__EXERCISE__. Output the full material exactly as it appears here.

__GIVEN INFORMATION__.
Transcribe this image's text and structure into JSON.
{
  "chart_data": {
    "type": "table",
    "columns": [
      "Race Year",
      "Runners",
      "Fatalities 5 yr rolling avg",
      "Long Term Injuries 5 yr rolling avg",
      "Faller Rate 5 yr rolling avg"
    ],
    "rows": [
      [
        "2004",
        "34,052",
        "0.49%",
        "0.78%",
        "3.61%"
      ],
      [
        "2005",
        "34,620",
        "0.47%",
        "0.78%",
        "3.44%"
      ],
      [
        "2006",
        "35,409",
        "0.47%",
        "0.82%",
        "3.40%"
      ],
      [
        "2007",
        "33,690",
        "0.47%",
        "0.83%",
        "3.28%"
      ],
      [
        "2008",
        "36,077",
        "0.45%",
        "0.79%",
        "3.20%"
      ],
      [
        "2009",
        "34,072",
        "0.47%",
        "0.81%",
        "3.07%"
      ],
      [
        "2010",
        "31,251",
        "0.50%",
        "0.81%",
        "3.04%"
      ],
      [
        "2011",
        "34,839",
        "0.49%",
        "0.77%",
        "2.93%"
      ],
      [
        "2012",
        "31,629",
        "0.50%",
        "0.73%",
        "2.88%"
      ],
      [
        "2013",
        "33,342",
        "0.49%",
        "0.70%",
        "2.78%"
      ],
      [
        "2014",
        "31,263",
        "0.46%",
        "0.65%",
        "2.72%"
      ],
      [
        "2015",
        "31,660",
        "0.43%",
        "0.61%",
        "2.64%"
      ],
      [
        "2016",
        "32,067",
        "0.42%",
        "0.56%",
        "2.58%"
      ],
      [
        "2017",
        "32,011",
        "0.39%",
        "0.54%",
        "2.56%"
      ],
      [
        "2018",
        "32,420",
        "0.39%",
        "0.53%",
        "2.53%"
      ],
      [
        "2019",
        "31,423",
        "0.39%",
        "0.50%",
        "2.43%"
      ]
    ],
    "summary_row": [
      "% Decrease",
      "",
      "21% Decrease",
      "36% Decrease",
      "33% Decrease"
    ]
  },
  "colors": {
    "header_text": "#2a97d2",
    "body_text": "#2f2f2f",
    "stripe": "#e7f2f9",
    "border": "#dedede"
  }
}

__COMPLETED EXERCISE__.
Transcribe this image's text and structure into JSON.
{
  "chart_data": {
    "type": "table",
    "columns": [
      "Race Year",
      "Runners",
      "Fatalities 5 yr rolling avg",
      "Long Term Injuries 5 yr rolling avg",
      "Faller Rate 5 yr rolling avg"
    ],
    "rows": [
      [
        "2004",
        "34,052",
        "0.49%",
        "0.78%",
        "3.61%"
      ],
      [
        "2005",
        "34,620",
        "0.47%",
        "0.78%",
        "3.44%"
      ],
      [
        "2006",
        "35,409",
        "0.47%",
        "0.82%",
        "3.40%"
      ],
      [
        "2007",
        "33,690",
        "0.47%",
        "0.83%",
        "3.28%"
      ],
      [
        "2008",
        "36,077",
        "0.45%",
        "0.79%",
        "3.20%"
      ],
      [
        "2009",
        "34,072",
        "0.47%",
        "0.81%",
        "3.07%"
      ],
      [
        "2010",
        "31,251",
        "0.50%",
        "0.81%",
        "3.04%"
      ],
      [
        "2011",
        "34,839",
        "0.49%",
        "0.77%",
        "2.93%"
      ],
      [
        "2012",
        "31,629",
        "0.50%",
        "0.73%",
        "2.88%"
      ],
      [
        "2013",
        "33,342",
        "0.49%",
        "0.70%",
        "2.78%"
      ],
      [
        "2014",
        "31,263",
        "0.46%",
        "0.65%",
        "2.72%"
      ],
      [
        "2015",
        "31,660",
        "0.43%",
        "0.61%",
        "2.64%"
      ],
      [
        "2016",
        "32,067",
        "0.42%",
        "0.56%",
        "2.58%"
      ],
      [
        "2017",
        "32,011",
        "0.39%",
        "0.54%",
        "2.56%"
      ],
      [
        "2018",
        "32,420",
        "0.39%",
        "0.53%",
        "2.53%"
      ],
      [
        "2019",
        "31,423",
        "0.39%",
        "0.50%",
        "2.43%"
      ]
    ],
    "summary_row": [
      "% Decrease",
      "",
      "21% Decrease",
      "36% Decrease",
      "33% Decrease"
    ]
  },
  "colors": {
    "header_text": "#2a97d2",
    "body_text": "#2f2f2f",
    "stripe": "#e7f2f9",
    "border": "#dedede"
  }
}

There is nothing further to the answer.